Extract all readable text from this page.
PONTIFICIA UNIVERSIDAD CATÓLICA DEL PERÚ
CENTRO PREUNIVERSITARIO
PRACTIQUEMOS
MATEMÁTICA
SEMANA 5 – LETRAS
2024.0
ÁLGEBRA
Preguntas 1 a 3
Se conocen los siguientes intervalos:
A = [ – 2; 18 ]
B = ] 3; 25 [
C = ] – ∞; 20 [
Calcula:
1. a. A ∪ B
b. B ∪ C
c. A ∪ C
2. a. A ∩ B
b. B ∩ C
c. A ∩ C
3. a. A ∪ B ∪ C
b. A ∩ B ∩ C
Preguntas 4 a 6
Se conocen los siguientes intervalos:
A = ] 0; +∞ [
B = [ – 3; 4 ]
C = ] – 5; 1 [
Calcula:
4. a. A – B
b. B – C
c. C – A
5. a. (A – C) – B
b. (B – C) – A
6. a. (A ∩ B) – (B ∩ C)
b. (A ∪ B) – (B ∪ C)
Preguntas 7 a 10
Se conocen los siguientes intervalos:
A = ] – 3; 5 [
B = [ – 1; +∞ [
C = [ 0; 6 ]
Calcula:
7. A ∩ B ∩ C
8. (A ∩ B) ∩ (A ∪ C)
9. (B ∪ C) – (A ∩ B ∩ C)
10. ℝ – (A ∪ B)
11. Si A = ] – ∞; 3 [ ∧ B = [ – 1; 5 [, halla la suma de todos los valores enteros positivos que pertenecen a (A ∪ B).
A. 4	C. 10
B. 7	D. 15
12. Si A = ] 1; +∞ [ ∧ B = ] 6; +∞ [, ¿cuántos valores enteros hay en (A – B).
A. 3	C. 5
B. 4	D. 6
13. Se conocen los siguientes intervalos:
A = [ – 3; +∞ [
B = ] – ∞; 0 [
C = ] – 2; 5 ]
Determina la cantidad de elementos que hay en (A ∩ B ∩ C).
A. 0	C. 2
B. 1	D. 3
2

**Short problem**
Repeat all entries. Match them exactly.

**Output for this exercise**
Extract all readable text from this page.
PONTIFICIA UNIVERSIDAD CATÓLICA DEL PERÚ
CENTRO PREUNIVERSITARIO
PRACTIQUEMOS
MATEMÁTICA
SEMANA 5 – LETRAS
2024.0
ÁLGEBRA
Preguntas 1 a 3
Se conocen los siguientes intervalos:
A = [ – 2; 18 ]
B = ] 3; 25 [
C = ] – ∞; 20 [
Calcula:
1. a. A ∪ B
b. B ∪ C
c. A ∪ C
2. a. A ∩ B
b. B ∩ C
c. A ∩ C
3. a. A ∪ B ∪ C
b. A ∩ B ∩ C
Preguntas 4 a 6
Se conocen los siguientes intervalos:
A = ] 0; +∞ [
B = [ – 3; 4 ]
C = ] – 5; 1 [
Calcula:
4. a. A – B
b. B – C
c. C – A
5. a. (A – C) – B
b. (B – C) – A
6. a. (A ∩ B) – (B ∩ C)
b. (A ∪ B) – (B ∪ C)
Preguntas 7 a 10
Se conocen los siguientes intervalos:
A = ] – 3; 5 [
B = [ – 1; +∞ [
C = [ 0; 6 ]
Calcula:
7. A ∩ B ∩ C
8. (A ∩ B) ∩ (A ∪ C)
9. (B ∪ C) – (A ∩ B ∩ C)
10. ℝ – (A ∪ B)
11. Si A = ] – ∞; 3 [ ∧ B = [ – 1; 5 [, halla la suma de todos los valores enteros positivos que pertenecen a (A ∪ B).
A. 4	C. 10
B. 7	D. 15
12. Si A = ] 1; +∞ [ ∧ B = ] 6; +∞ [, ¿cuántos valores enteros hay en (A – B).
A. 3	C. 5
B. 4	D. 6
13. Se conocen los siguientes intervalos:
A = [ – 3; +∞ [
B = ] – ∞; 0 [
C = ] – 2; 5 ]
Determina la cantidad de elementos que hay en (A ∩ B ∩ C).
A. 0	C. 2
B. 1	D. 3
2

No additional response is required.